Direction:
Filter the entries below, keeping every line that has the word "right".

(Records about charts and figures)
>>
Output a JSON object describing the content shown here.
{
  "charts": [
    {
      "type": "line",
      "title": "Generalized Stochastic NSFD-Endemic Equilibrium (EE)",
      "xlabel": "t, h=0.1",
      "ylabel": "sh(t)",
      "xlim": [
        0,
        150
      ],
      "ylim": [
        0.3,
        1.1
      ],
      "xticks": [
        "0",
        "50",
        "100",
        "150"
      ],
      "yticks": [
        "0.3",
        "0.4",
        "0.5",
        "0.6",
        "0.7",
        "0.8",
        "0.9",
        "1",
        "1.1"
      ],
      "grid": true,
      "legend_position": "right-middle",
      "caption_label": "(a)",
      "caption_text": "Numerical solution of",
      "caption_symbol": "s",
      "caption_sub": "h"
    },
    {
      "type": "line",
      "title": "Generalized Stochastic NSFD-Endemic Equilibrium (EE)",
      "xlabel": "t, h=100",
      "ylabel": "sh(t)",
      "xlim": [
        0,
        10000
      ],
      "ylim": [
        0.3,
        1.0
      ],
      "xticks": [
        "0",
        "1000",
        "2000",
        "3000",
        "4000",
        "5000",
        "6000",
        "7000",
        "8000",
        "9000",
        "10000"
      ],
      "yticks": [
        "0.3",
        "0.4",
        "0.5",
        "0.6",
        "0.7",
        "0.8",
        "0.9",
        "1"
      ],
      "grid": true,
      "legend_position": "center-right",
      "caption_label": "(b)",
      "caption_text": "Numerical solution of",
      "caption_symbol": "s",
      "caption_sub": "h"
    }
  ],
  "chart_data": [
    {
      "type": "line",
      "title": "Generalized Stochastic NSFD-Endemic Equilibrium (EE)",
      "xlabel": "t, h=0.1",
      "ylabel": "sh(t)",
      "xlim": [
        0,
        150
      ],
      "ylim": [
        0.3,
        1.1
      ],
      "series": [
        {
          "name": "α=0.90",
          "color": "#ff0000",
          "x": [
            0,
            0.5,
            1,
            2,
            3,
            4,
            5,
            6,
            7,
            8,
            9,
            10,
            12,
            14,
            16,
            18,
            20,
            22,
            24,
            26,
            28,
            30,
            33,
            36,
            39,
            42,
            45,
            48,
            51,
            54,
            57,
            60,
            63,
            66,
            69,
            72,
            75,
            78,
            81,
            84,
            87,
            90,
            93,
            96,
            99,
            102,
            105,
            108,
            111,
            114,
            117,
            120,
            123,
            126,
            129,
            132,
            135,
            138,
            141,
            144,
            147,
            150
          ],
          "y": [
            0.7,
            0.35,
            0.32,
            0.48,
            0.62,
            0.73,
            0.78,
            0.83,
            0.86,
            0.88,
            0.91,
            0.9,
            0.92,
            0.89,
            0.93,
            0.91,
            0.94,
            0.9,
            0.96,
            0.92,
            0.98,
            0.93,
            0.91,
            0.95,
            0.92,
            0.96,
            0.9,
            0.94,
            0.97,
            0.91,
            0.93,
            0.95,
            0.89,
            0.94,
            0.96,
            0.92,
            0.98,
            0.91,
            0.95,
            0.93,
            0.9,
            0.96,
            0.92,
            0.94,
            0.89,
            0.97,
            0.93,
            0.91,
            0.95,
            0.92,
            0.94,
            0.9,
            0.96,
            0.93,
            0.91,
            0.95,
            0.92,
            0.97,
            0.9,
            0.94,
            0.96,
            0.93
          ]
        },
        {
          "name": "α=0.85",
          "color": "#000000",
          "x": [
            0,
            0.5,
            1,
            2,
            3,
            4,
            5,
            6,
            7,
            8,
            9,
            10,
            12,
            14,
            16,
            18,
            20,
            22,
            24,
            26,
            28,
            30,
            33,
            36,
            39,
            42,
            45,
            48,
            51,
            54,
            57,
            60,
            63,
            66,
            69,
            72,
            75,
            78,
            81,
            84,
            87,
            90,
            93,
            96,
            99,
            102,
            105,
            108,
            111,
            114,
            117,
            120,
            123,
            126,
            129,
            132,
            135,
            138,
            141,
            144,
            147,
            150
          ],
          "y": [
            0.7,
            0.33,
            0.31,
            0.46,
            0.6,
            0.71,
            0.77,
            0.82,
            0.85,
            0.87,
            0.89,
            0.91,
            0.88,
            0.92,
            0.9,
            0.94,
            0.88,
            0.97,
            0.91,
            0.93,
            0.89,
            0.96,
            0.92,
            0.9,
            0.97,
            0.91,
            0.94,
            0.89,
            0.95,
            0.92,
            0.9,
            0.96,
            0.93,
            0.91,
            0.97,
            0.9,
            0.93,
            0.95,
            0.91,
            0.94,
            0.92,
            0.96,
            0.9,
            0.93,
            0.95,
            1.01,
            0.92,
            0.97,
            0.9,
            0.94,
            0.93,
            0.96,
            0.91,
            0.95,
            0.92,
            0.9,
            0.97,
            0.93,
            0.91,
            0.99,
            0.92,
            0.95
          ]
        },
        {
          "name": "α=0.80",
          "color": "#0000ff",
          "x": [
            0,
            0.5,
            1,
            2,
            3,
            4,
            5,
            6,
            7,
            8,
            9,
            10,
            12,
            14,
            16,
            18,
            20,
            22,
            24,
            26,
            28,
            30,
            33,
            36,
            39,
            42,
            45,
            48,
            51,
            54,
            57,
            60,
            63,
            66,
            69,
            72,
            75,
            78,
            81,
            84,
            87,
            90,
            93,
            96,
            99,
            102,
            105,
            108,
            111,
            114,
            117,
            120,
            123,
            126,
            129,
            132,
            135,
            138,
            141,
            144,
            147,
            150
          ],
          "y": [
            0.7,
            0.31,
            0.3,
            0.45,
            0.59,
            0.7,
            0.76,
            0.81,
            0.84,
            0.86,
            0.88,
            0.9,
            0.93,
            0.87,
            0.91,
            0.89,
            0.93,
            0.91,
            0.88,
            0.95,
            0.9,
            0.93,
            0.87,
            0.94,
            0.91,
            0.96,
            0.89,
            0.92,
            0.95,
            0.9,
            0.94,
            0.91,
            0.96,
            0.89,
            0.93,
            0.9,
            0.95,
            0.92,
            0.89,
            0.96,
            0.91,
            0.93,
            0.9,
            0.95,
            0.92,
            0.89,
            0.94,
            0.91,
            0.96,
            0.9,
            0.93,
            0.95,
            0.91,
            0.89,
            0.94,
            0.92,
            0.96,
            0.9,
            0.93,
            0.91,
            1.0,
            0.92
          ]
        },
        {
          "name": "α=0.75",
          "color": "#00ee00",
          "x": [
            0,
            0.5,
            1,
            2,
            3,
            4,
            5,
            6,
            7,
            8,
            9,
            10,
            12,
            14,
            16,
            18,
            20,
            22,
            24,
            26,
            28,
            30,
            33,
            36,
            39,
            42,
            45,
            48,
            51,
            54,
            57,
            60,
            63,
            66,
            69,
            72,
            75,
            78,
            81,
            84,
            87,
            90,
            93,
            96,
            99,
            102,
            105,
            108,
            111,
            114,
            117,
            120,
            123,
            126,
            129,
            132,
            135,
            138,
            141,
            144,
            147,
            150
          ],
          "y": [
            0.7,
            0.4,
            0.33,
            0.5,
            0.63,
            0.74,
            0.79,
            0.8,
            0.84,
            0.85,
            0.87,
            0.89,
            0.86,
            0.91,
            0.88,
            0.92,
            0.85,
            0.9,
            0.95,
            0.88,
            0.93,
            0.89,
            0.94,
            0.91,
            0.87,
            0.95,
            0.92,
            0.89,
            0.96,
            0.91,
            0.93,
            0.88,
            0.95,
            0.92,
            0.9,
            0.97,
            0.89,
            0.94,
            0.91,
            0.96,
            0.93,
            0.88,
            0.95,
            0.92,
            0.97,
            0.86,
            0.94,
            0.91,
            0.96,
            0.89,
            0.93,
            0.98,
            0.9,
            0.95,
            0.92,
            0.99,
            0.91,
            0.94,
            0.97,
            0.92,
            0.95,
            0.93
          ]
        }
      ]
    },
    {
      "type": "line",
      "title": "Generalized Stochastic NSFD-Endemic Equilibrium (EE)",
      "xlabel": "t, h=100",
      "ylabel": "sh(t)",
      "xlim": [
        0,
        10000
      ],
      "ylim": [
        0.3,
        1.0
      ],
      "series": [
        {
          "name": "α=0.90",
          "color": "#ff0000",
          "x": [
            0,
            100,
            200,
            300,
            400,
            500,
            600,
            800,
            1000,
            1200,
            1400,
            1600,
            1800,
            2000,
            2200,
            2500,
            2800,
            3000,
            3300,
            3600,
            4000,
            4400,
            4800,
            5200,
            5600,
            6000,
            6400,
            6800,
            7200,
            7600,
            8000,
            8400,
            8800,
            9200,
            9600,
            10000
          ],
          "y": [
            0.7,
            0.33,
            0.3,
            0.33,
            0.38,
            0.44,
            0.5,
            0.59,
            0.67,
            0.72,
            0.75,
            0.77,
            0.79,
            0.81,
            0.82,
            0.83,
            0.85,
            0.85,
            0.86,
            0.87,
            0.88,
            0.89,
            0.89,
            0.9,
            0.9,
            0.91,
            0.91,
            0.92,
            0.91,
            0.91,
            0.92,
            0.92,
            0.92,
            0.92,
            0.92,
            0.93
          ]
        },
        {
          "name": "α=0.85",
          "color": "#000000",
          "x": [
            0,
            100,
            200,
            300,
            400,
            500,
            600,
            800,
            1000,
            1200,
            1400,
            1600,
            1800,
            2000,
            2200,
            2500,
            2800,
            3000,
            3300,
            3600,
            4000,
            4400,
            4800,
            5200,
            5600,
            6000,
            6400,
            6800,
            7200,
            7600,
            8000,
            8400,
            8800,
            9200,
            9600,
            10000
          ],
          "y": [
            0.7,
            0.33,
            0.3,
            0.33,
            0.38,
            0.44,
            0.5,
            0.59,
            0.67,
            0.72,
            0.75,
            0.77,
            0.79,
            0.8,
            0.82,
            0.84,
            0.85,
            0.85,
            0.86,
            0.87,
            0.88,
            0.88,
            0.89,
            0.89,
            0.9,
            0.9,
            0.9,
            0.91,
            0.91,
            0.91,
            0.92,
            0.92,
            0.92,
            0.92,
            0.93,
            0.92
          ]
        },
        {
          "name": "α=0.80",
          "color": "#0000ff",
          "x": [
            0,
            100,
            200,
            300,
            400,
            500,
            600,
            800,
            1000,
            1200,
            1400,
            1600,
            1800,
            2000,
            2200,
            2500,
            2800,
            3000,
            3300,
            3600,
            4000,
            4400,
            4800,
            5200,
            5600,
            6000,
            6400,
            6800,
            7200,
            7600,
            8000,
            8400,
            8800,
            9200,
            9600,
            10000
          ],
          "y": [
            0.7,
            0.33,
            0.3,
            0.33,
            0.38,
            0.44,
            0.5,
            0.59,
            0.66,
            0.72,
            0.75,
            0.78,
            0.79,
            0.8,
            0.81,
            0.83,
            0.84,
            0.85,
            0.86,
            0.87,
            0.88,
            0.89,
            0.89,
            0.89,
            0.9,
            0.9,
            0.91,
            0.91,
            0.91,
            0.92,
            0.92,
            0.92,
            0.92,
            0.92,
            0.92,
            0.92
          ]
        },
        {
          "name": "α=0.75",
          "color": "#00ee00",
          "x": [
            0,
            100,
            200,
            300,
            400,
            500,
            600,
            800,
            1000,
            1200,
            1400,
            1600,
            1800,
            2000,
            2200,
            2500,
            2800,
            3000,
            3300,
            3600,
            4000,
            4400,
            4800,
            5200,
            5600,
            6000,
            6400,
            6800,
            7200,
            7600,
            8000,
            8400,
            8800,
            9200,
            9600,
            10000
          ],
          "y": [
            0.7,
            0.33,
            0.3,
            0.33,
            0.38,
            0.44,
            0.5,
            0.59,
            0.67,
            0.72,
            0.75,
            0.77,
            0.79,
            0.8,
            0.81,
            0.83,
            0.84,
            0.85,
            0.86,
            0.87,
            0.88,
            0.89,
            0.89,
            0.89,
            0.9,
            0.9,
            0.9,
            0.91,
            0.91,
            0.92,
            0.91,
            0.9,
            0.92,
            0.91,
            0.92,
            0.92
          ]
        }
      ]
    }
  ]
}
<<
Result of this exercise:
      "legend_position": "right-middle",
      "legend_position": "center-right",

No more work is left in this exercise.